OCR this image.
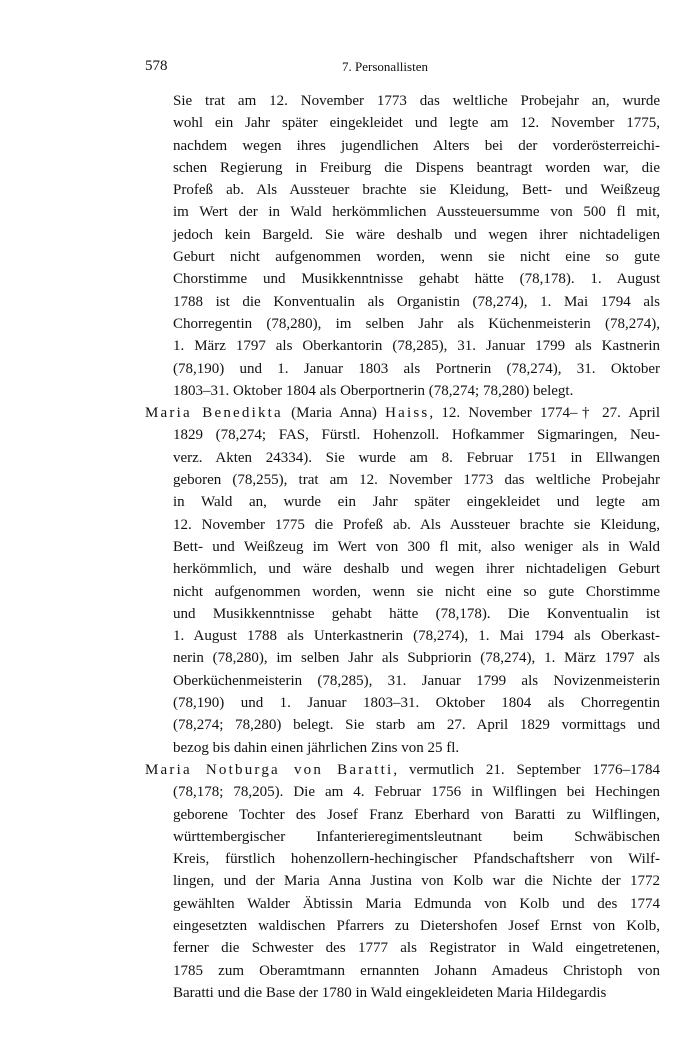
578	7. Personallisten
Sie trat am 12. November 1773 das weltliche Probejahr an, wurde
wohl ein Jahr später eingekleidet und legte am 12. November 1775,
nachdem wegen ihres jugendlichen Alters bei der vorderösterreichi-
schen Regierung in Freiburg die Dispens beantragt worden war, die
Profeß ab. Als Aussteuer brachte sie Kleidung, Bett- und Weißzeug
im Wert der in Wald herkömmlichen Aussteuersumme von 500 fl mit,
jedoch kein Bargeld. Sie wäre deshalb und wegen ihrer nichtadeligen
Geburt nicht aufgenommen worden, wenn sie nicht eine so gute
Chorstimme und Musikkenntnisse gehabt hätte (78,178). 1. August
1788 ist die Konventualin als Organistin (78,274), 1. Mai 1794 als
Chorregentin (78,280), im selben Jahr als Küchenmeisterin (78,274),
1. März 1797 als Oberkantorin (78,285), 31. Januar 1799 als Kastnerin
(78,190) und 1. Januar 1803 als Portnerin (78,274), 31. Oktober
1803–31. Oktober 1804 als Oberportnerin (78,274; 78,280) belegt.
Maria Benedikta (Maria Anna) Haiss, 12. November 1774–† 27. April
1829 (78,274; FAS, Fürstl. Hohenzoll. Hofkammer Sigmaringen, Neu-
verz. Akten 24334). Sie wurde am 8. Februar 1751 in Ellwangen
geboren (78,255), trat am 12. November 1773 das weltliche Probejahr
in Wald an, wurde ein Jahr später eingekleidet und legte am
12. November 1775 die Profeß ab. Als Aussteuer brachte sie Kleidung,
Bett- und Weißzeug im Wert von 300 fl mit, also weniger als in Wald
herkömmlich, und wäre deshalb und wegen ihrer nichtadeligen Geburt
nicht aufgenommen worden, wenn sie nicht eine so gute Chorstimme
und Musikkenntnisse gehabt hätte (78,178). Die Konventualin ist
1. August 1788 als Unterkastnerin (78,274), 1. Mai 1794 als Oberkast-
nerin (78,280), im selben Jahr als Subpriorin (78,274), 1. März 1797 als
Oberküchenmeisterin (78,285), 31. Januar 1799 als Novizenmeisterin
(78,190) und 1. Januar 1803–31. Oktober 1804 als Chorregentin
(78,274; 78,280) belegt. Sie starb am 27. April 1829 vormittags und
bezog bis dahin einen jährlichen Zins von 25 fl.
Maria Notburga von Baratti, vermutlich 21. September 1776–1784
(78,178; 78,205). Die am 4. Februar 1756 in Wilflingen bei Hechingen
geborene Tochter des Josef Franz Eberhard von Baratti zu Wilflingen,
württembergischer Infanterieregimentsleutnant beim Schwäbischen
Kreis, fürstlich hohenzollern-hechingischer Pfandschaftsherr von Wilf-
lingen, und der Maria Anna Justina von Kolb war die Nichte der 1772
gewählten Walder Äbtissin Maria Edmunda von Kolb und des 1774
eingesetzten waldischen Pfarrers zu Dietershofen Josef Ernst von Kolb,
ferner die Schwester des 1777 als Registrator in Wald eingetretenen,
1785 zum Oberamtmann ernannten Johann Amadeus Christoph von
Baratti und die Base der 1780 in Wald eingekleideten Maria Hildegardis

§ Requirement
If an entry holds an image, omit that image and print the remainder exactly as it stands.

§ Reply to the exercise
OCR this image.
578	7. Personallisten
Sie trat am 12. November 1773 das weltliche Probejahr an, wurde
wohl ein Jahr später eingekleidet und legte am 12. November 1775,
nachdem wegen ihres jugendlichen Alters bei der vorderösterreichi-
schen Regierung in Freiburg die Dispens beantragt worden war, die
Profeß ab. Als Aussteuer brachte sie Kleidung, Bett- und Weißzeug
im Wert der in Wald herkömmlichen Aussteuersumme von 500 fl mit,
jedoch kein Bargeld. Sie wäre deshalb und wegen ihrer nichtadeligen
Geburt nicht aufgenommen worden, wenn sie nicht eine so gute
Chorstimme und Musikkenntnisse gehabt hätte (78,178). 1. August
1788 ist die Konventualin als Organistin (78,274), 1. Mai 1794 als
Chorregentin (78,280), im selben Jahr als Küchenmeisterin (78,274),
1. März 1797 als Oberkantorin (78,285), 31. Januar 1799 als Kastnerin
(78,190) und 1. Januar 1803 als Portnerin (78,274), 31. Oktober
1803–31. Oktober 1804 als Oberportnerin (78,274; 78,280) belegt.
Maria Benedikta (Maria Anna) Haiss, 12. November 1774–† 27. April
1829 (78,274; FAS, Fürstl. Hohenzoll. Hofkammer Sigmaringen, Neu-
verz. Akten 24334). Sie wurde am 8. Februar 1751 in Ellwangen
geboren (78,255), trat am 12. November 1773 das weltliche Probejahr
in Wald an, wurde ein Jahr später eingekleidet und legte am
12. November 1775 die Profeß ab. Als Aussteuer brachte sie Kleidung,
Bett- und Weißzeug im Wert von 300 fl mit, also weniger als in Wald
herkömmlich, und wäre deshalb und wegen ihrer nichtadeligen Geburt
nicht aufgenommen worden, wenn sie nicht eine so gute Chorstimme
und Musikkenntnisse gehabt hätte (78,178). Die Konventualin ist
1. August 1788 als Unterkastnerin (78,274), 1. Mai 1794 als Oberkast-
nerin (78,280), im selben Jahr als Subpriorin (78,274), 1. März 1797 als
Oberküchenmeisterin (78,285), 31. Januar 1799 als Novizenmeisterin
(78,190) und 1. Januar 1803–31. Oktober 1804 als Chorregentin
(78,274; 78,280) belegt. Sie starb am 27. April 1829 vormittags und
bezog bis dahin einen jährlichen Zins von 25 fl.
Maria Notburga von Baratti, vermutlich 21. September 1776–1784
(78,178; 78,205). Die am 4. Februar 1756 in Wilflingen bei Hechingen
geborene Tochter des Josef Franz Eberhard von Baratti zu Wilflingen,
württembergischer Infanterieregimentsleutnant beim Schwäbischen
Kreis, fürstlich hohenzollern-hechingischer Pfandschaftsherr von Wilf-
lingen, und der Maria Anna Justina von Kolb war die Nichte der 1772
gewählten Walder Äbtissin Maria Edmunda von Kolb und des 1774
eingesetzten waldischen Pfarrers zu Dietershofen Josef Ernst von Kolb,
ferner die Schwester des 1777 als Registrator in Wald eingetretenen,
1785 zum Oberamtmann ernannten Johann Amadeus Christoph von
Baratti und die Base der 1780 in Wald eingekleideten Maria Hildegardis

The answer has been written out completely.